» **What to produce**
In your copy, leave out the pictures and repeat the entries below exactly.
==== Supplied data
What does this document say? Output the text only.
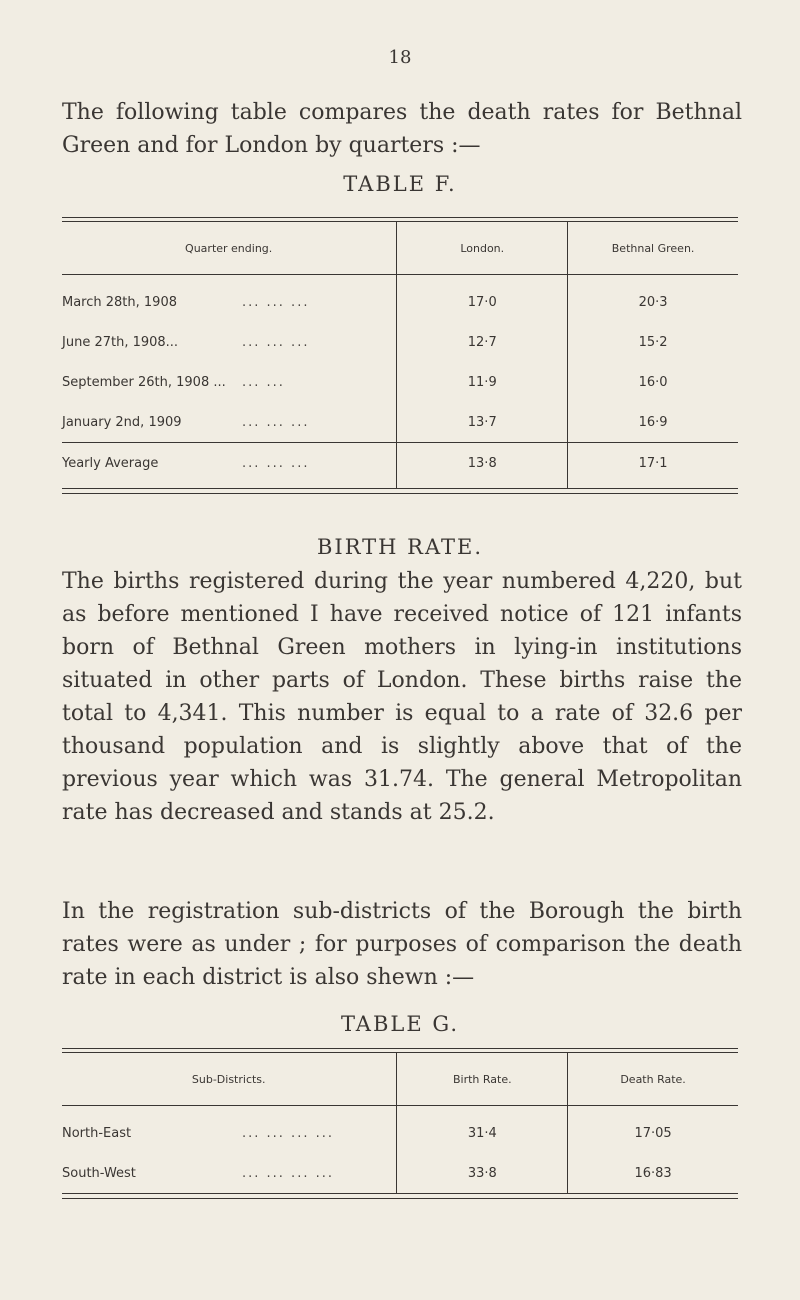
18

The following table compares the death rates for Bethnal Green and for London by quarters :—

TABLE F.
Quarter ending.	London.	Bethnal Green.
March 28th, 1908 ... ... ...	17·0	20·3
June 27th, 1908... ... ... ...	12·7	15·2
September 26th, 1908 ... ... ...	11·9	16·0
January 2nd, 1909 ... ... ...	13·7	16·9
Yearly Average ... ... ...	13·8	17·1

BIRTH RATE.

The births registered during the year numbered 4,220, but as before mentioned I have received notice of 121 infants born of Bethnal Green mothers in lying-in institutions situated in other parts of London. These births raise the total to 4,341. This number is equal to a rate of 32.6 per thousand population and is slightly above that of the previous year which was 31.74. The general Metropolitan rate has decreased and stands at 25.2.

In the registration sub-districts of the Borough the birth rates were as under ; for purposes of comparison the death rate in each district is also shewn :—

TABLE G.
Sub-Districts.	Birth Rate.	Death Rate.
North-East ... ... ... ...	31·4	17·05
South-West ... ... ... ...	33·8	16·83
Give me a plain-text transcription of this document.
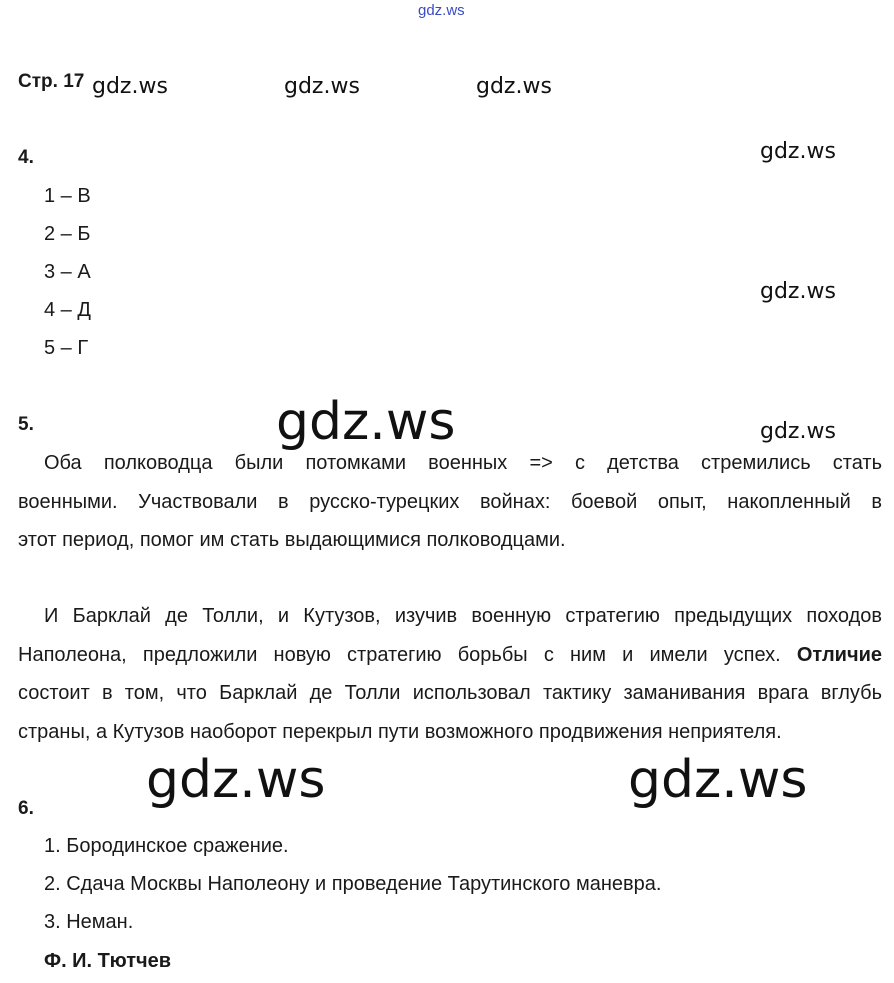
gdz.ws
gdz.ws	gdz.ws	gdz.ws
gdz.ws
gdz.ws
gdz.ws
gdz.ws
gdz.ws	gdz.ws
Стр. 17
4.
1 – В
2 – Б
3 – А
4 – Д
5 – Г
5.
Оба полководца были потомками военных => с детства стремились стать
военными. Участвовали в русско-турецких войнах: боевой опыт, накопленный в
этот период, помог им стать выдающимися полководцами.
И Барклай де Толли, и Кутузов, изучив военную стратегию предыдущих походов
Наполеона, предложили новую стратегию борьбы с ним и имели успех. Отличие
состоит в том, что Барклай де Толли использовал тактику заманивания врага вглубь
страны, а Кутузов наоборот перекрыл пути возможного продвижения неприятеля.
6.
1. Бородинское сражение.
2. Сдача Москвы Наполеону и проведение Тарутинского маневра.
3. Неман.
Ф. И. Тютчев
========
» **Response below**
What does this document say? Output the text only.
18

The following table compares the death rates for Bethnal Green and for London by quarters :—

TABLE F.
Quarter ending.	London.	Bethnal Green.
March 28th, 1908 ... ... ...	17·0	20·3
June 27th, 1908... ... ... ...	12·7	15·2
September 26th, 1908 ... ... ...	11·9	16·0
January 2nd, 1909 ... ... ...	13·7	16·9
Yearly Average ... ... ...	13·8	17·1

BIRTH RATE.

The births registered during the year numbered 4,220, but as before mentioned I have received notice of 121 infants born of Bethnal Green mothers in lying-in institutions situated in other parts of London. These births raise the total to 4,341. This number is equal to a rate of 32.6 per thousand population and is slightly above that of the previous year which was 31.74. The general Metropolitan rate has decreased and stands at 25.2.

In the registration sub-districts of the Borough the birth rates were as under ; for purposes of comparison the death rate in each district is also shewn :—

TABLE G.
Sub-Districts.	Birth Rate.	Death Rate.
North-East ... ... ... ...	31·4	17·05
South-West ... ... ... ...	33·8	16·83
Give me a plain-text transcription of this document.
gdz.ws
gdz.ws	gdz.ws	gdz.ws
gdz.ws
gdz.ws
gdz.ws
gdz.ws
gdz.ws	gdz.ws
Стр. 17
4.
1 – В
2 – Б
3 – А
4 – Д
5 – Г
5.
Оба полководца были потомками военных => с детства стремились стать
военными. Участвовали в русско-турецких войнах: боевой опыт, накопленный в
этот период, помог им стать выдающимися полководцами.
И Барклай де Толли, и Кутузов, изучив военную стратегию предыдущих походов
Наполеона, предложили новую стратегию борьбы с ним и имели успех. Отличие
состоит в том, что Барклай де Толли использовал тактику заманивания врага вглубь
страны, а Кутузов наоборот перекрыл пути возможного продвижения неприятеля.
6.
1. Бородинское сражение.
2. Сдача Москвы Наполеону и проведение Тарутинского маневра.
3. Неман.
Ф. И. Тютчев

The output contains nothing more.